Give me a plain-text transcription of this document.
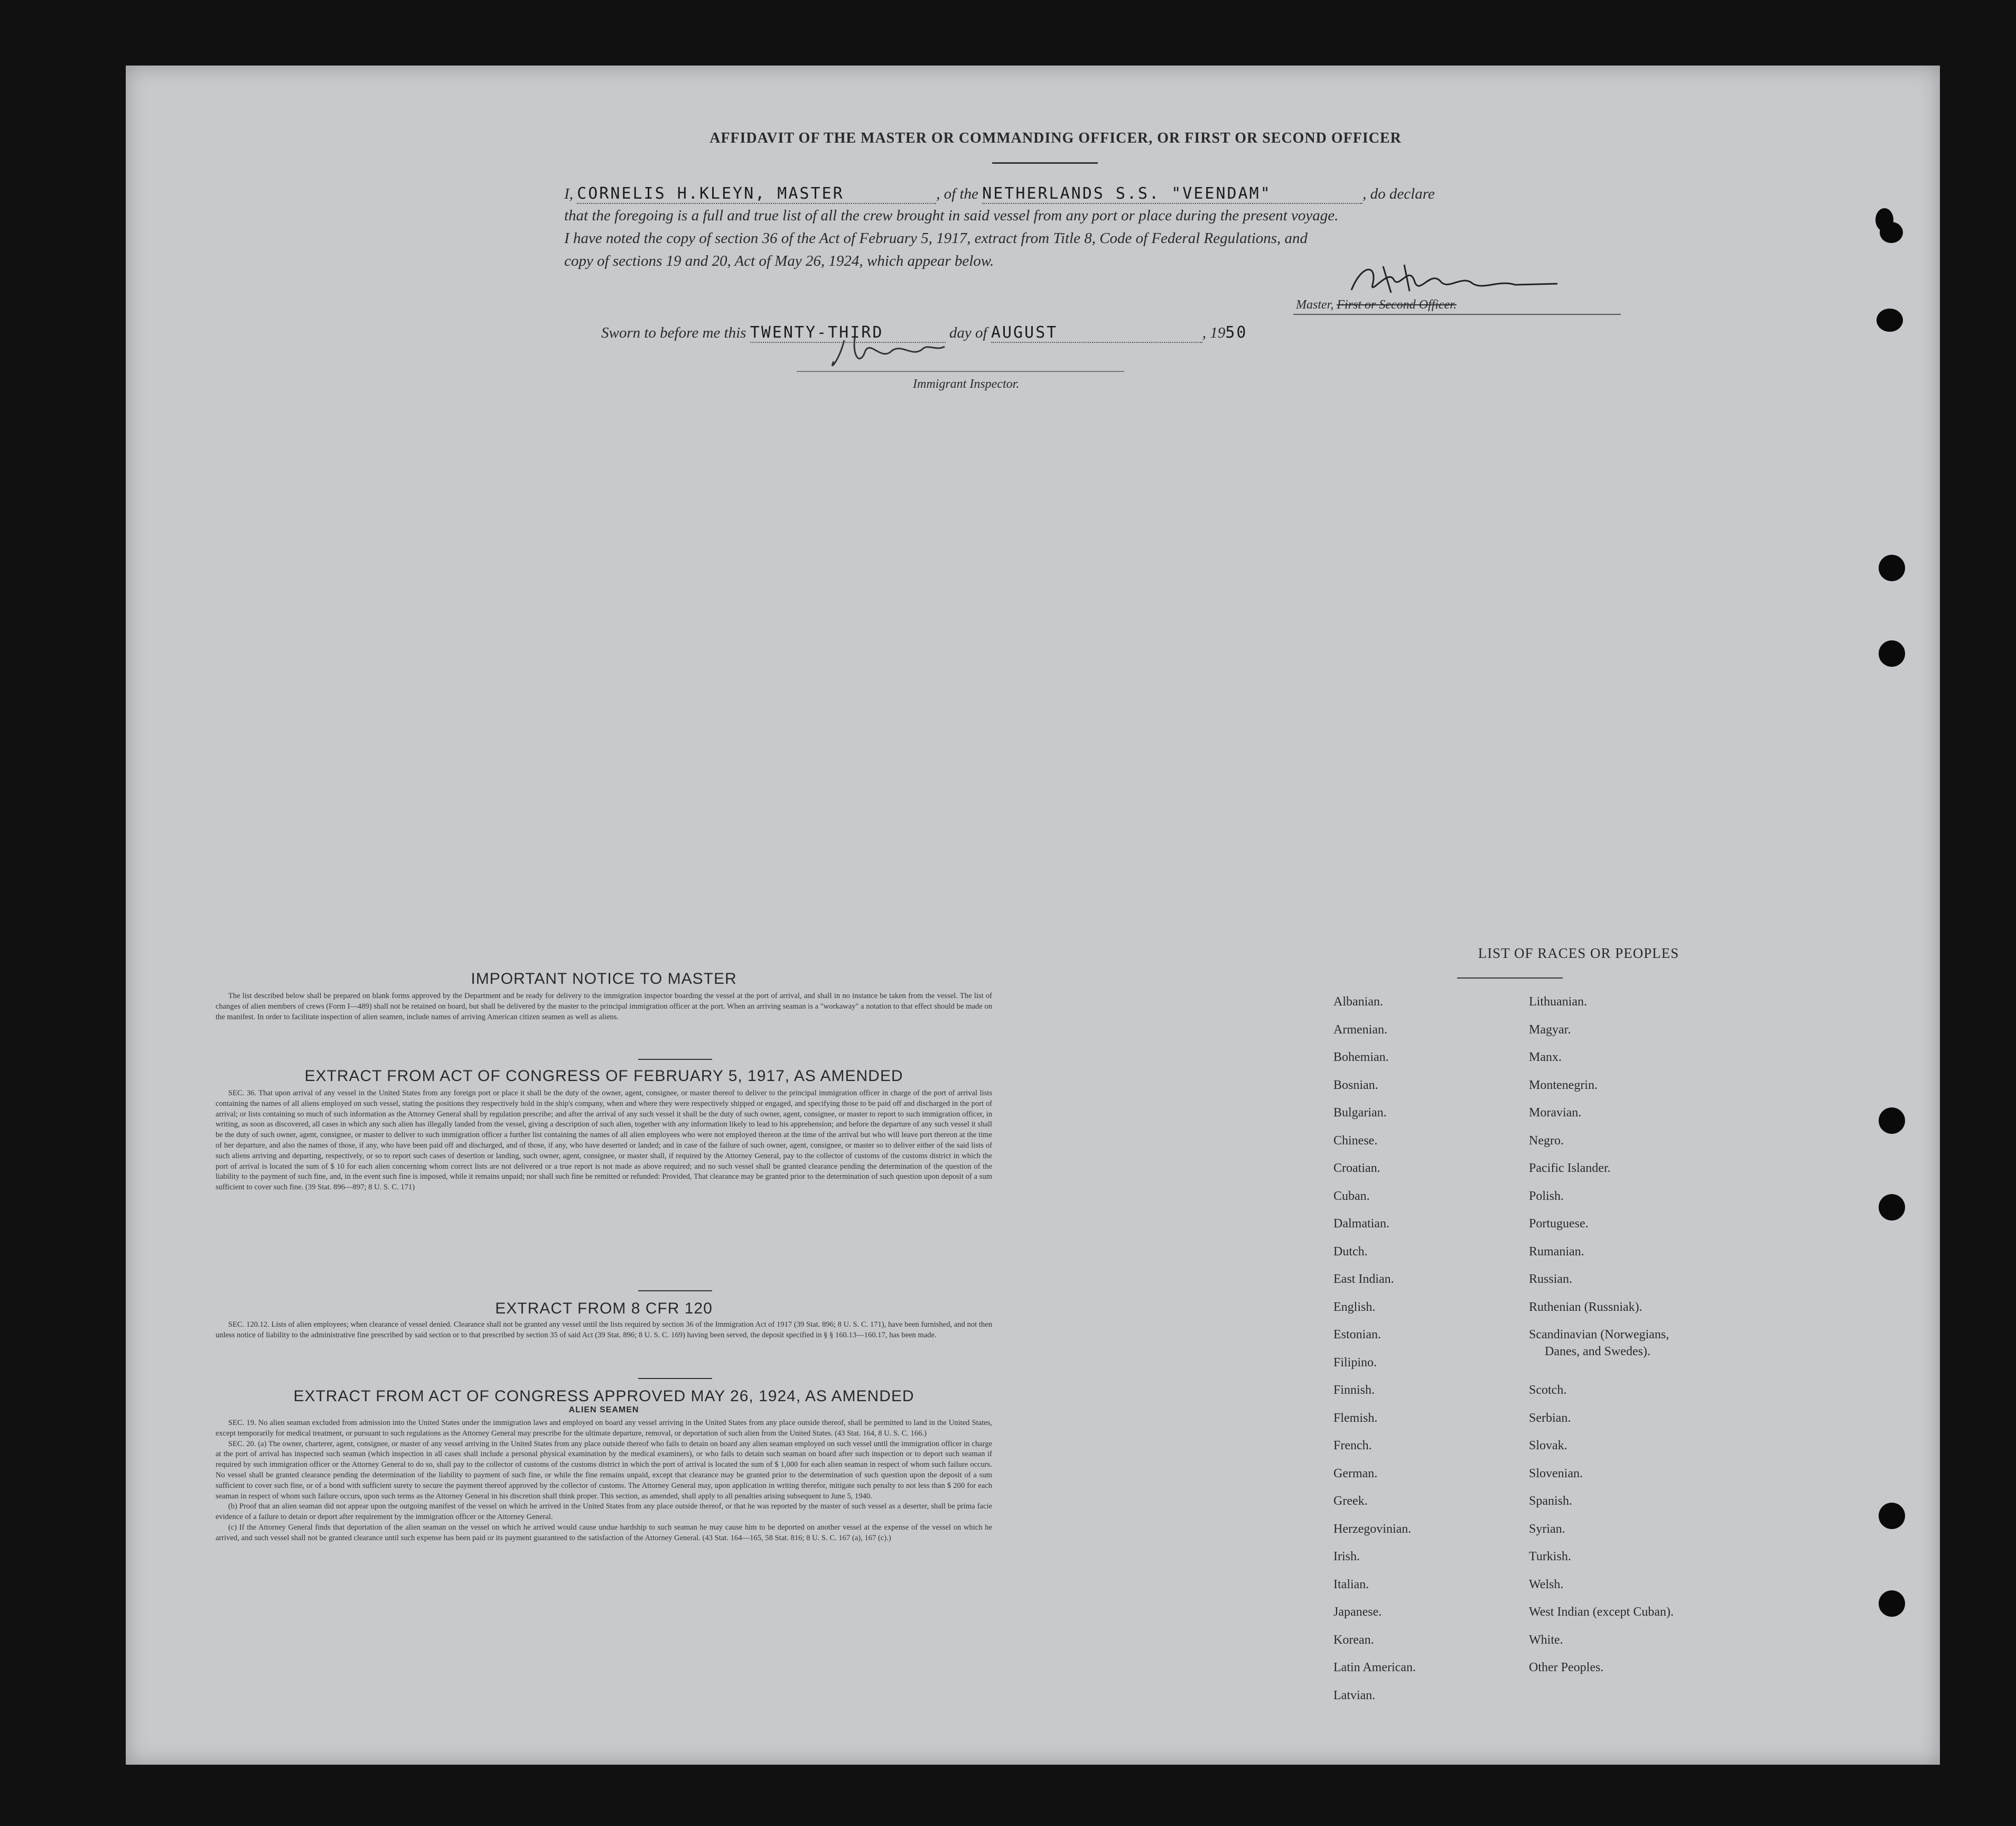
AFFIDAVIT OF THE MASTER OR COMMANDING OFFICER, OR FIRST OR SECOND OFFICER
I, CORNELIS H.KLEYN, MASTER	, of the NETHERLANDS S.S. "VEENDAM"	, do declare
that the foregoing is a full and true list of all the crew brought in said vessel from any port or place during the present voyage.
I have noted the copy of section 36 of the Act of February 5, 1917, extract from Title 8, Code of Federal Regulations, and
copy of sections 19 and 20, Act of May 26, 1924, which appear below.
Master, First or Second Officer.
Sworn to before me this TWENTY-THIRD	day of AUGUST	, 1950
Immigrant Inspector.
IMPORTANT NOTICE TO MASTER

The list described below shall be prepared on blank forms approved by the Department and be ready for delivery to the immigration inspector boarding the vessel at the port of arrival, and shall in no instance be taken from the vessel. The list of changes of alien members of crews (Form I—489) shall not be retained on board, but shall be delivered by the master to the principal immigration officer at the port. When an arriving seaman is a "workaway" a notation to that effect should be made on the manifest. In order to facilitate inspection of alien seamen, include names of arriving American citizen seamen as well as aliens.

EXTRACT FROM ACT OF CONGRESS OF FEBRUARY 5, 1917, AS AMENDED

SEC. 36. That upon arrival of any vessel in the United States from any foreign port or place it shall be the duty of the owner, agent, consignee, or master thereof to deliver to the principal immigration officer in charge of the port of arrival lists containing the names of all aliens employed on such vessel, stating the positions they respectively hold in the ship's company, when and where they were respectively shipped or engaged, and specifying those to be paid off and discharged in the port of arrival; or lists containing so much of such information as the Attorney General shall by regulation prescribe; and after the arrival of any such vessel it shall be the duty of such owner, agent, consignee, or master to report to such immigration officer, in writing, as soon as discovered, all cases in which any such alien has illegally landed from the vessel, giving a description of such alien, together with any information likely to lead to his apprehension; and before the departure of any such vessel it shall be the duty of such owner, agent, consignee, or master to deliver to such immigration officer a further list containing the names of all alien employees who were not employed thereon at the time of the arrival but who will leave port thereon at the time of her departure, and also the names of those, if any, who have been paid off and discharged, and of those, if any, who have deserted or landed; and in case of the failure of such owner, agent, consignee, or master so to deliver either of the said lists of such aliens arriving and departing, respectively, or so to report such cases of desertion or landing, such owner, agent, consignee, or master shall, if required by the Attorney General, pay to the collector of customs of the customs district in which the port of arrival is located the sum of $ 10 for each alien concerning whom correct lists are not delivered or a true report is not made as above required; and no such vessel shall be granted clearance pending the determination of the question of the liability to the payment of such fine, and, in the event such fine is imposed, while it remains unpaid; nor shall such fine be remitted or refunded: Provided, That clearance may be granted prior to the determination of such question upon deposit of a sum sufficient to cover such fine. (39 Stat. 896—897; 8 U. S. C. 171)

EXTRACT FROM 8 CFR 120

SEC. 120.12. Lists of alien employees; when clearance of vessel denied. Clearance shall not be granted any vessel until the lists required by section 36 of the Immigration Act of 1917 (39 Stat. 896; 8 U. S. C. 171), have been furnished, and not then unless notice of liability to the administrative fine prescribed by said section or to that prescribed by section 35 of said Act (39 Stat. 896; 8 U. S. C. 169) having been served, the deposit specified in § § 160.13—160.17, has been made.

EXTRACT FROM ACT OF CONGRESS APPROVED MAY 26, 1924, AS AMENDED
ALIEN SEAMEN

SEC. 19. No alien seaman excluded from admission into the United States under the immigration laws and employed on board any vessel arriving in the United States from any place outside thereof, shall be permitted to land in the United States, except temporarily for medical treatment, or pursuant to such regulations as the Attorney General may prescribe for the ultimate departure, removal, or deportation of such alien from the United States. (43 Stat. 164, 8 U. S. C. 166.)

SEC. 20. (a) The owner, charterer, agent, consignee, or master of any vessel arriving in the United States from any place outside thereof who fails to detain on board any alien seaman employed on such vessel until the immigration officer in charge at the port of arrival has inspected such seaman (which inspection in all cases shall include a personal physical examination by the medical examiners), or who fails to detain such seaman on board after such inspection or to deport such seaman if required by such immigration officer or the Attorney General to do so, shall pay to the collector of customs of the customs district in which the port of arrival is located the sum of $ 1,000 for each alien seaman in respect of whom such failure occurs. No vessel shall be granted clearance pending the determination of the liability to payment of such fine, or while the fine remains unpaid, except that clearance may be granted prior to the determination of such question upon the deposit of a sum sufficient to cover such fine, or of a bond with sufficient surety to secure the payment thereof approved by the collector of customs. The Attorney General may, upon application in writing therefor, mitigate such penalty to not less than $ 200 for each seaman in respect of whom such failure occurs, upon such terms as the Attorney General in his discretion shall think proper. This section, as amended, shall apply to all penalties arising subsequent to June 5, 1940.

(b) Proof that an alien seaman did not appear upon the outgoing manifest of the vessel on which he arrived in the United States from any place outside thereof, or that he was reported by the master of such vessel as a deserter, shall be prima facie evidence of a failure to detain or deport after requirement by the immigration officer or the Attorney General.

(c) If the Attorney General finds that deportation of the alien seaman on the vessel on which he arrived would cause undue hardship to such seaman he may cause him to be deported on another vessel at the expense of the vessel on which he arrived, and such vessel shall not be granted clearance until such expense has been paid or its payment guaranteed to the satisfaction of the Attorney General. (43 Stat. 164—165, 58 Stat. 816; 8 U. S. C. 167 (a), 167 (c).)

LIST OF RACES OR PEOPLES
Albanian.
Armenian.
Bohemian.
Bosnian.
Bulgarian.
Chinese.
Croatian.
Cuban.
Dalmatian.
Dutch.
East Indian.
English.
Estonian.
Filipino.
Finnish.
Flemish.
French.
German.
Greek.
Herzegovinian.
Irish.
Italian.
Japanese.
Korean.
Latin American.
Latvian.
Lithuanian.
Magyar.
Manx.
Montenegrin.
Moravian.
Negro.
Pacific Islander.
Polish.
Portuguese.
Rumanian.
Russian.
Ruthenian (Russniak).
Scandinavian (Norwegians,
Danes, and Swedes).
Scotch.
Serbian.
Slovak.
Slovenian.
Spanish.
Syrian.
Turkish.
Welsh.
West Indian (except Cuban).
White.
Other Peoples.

* [Task directions]: Give only the number of lines in the records that contain the string "American".

* [Correct result]: 2